Exercise prompt:
Copy out each line of the listing that has the word "武汉科技大学" in it.

Source material:
»»

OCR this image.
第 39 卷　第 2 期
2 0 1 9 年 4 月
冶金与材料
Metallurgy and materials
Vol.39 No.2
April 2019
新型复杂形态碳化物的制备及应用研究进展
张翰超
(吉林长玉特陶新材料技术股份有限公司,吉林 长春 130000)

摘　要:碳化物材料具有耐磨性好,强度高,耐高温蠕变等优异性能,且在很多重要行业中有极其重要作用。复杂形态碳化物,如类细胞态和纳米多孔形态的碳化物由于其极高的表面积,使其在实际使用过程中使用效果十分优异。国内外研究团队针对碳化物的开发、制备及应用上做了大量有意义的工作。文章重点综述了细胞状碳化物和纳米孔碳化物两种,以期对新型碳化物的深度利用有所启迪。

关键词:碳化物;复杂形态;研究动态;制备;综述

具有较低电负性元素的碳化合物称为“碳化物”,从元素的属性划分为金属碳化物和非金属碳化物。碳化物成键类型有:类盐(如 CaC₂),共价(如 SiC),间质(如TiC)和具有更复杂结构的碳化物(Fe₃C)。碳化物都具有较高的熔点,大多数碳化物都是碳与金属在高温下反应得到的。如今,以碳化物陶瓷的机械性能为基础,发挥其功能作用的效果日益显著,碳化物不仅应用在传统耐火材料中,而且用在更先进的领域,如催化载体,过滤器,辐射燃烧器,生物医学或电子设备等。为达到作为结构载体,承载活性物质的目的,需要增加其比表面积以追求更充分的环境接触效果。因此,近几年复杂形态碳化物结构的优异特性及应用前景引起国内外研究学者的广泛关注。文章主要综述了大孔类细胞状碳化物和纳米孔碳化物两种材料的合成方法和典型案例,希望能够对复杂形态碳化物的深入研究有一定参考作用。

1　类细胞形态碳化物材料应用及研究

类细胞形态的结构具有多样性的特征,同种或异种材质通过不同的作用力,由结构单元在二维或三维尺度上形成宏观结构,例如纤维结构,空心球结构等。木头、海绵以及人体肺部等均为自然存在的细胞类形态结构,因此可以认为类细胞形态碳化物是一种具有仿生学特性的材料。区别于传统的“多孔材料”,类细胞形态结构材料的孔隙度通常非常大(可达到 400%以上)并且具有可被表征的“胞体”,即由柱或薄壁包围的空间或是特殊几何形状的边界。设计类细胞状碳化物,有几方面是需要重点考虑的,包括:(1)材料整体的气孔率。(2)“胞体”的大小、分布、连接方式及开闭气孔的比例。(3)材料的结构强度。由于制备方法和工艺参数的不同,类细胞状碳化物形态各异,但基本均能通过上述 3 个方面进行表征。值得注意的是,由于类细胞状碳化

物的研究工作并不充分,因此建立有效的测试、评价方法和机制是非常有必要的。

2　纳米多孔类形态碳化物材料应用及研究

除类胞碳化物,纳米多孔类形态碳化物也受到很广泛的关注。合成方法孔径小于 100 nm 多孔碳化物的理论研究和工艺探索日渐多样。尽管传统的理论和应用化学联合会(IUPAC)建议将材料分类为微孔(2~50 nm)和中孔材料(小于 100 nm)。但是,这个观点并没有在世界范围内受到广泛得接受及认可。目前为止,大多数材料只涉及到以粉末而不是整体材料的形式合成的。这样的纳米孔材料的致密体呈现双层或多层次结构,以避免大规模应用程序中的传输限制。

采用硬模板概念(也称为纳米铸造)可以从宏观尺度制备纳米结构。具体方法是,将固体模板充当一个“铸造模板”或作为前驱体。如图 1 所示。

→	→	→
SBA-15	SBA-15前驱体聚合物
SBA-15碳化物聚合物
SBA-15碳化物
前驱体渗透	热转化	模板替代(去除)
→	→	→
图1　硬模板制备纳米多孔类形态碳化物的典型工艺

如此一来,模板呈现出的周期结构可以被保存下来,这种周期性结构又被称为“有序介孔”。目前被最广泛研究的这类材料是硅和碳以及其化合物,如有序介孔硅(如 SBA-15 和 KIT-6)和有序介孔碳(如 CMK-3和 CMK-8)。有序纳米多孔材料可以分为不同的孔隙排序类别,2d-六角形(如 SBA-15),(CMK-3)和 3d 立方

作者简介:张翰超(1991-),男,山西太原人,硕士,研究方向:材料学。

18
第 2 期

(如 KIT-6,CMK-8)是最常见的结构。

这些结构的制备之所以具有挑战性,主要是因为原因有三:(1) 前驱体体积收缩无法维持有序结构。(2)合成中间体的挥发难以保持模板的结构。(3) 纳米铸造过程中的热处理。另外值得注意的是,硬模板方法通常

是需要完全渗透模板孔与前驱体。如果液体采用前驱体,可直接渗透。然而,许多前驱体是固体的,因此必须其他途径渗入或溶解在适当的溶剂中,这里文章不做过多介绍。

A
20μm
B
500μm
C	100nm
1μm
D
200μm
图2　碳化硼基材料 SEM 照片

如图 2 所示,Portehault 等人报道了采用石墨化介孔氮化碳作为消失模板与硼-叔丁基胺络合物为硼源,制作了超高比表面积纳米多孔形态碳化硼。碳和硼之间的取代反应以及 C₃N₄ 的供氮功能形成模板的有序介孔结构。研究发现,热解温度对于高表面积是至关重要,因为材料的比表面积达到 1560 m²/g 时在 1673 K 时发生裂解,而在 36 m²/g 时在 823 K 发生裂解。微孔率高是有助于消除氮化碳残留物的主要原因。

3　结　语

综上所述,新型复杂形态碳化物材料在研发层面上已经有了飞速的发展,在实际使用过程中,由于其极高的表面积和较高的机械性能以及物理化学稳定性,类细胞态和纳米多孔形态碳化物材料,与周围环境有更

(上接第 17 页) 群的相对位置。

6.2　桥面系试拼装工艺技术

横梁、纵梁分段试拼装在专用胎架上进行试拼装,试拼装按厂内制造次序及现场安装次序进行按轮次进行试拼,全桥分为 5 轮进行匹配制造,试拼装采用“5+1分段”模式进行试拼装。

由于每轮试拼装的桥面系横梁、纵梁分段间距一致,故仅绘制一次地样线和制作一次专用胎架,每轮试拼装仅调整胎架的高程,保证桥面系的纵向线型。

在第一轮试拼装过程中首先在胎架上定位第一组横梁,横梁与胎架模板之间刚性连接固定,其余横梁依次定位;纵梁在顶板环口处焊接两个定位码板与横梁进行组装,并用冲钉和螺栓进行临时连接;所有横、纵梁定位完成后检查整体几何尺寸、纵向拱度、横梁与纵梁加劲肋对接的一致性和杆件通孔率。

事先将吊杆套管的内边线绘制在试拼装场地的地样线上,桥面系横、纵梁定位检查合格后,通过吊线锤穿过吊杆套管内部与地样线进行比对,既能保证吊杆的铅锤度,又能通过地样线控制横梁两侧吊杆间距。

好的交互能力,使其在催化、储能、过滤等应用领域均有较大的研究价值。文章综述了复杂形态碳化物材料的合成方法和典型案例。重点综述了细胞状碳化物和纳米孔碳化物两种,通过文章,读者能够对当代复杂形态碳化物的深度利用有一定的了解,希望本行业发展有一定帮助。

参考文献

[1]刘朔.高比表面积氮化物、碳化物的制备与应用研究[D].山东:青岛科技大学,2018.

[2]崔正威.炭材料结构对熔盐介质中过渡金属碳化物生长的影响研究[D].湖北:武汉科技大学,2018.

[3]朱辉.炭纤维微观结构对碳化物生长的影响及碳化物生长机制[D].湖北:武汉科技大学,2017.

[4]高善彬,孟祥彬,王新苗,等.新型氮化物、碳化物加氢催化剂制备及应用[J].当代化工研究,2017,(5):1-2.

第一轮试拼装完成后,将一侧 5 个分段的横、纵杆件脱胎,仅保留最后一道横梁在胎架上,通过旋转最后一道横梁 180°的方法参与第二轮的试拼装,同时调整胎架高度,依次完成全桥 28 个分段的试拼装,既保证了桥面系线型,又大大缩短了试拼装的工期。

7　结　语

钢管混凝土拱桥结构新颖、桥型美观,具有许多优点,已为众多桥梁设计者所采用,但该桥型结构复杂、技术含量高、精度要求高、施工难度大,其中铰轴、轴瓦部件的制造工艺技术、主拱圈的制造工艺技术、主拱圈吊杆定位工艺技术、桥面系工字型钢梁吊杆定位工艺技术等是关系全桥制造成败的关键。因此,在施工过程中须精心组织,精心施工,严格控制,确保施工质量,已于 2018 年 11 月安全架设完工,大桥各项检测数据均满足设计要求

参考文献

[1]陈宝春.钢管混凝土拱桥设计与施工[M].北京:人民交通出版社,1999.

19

««
»»

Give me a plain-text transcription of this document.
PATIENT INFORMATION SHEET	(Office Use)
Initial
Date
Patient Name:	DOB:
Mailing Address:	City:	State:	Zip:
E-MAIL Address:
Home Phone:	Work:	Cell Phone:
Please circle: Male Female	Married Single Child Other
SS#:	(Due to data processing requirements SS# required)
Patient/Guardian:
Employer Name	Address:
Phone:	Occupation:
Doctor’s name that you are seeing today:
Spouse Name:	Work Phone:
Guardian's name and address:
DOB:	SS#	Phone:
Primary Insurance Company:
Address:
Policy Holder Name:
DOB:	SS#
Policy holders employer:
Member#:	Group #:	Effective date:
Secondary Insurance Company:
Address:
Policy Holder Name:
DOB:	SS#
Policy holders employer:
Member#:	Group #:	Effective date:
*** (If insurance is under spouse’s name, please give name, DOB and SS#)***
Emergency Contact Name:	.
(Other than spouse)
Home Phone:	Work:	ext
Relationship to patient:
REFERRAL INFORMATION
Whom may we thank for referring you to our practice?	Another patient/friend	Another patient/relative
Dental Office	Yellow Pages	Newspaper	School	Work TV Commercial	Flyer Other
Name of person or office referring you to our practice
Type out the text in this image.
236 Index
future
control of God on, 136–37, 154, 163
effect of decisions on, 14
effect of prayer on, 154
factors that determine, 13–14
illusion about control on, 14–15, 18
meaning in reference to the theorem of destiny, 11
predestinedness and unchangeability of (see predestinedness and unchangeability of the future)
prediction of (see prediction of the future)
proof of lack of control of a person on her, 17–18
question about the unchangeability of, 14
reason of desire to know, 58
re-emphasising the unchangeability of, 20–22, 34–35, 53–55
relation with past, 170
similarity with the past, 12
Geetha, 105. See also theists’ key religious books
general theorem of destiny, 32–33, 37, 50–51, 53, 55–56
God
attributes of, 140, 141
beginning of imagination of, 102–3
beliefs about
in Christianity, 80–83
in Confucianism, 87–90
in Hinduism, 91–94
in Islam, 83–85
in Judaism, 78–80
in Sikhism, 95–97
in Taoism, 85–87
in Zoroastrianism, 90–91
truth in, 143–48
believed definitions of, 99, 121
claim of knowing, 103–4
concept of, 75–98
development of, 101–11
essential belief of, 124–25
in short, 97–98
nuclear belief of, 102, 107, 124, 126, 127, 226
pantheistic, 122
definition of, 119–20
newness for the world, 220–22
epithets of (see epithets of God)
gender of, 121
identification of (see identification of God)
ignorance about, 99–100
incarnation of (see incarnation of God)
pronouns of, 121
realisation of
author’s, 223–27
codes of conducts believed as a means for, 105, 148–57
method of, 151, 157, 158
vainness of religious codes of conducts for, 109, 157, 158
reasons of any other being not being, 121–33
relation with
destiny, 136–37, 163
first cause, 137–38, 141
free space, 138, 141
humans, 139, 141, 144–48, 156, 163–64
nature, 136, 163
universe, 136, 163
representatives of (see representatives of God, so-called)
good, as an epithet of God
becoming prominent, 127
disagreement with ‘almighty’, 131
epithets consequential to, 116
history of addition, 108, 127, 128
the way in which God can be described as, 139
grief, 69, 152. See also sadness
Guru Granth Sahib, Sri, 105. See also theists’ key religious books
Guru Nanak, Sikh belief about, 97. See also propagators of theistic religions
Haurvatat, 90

««

Response to the task:
[2]崔正威.炭材料结构对熔盐介质中过渡金属碳化物生长的影响研究[D].湖北:武汉科技大学,2018.
[3]朱辉.炭纤维微观结构对碳化物生长的影响及碳化物生长机制[D].湖北:武汉科技大学,2017.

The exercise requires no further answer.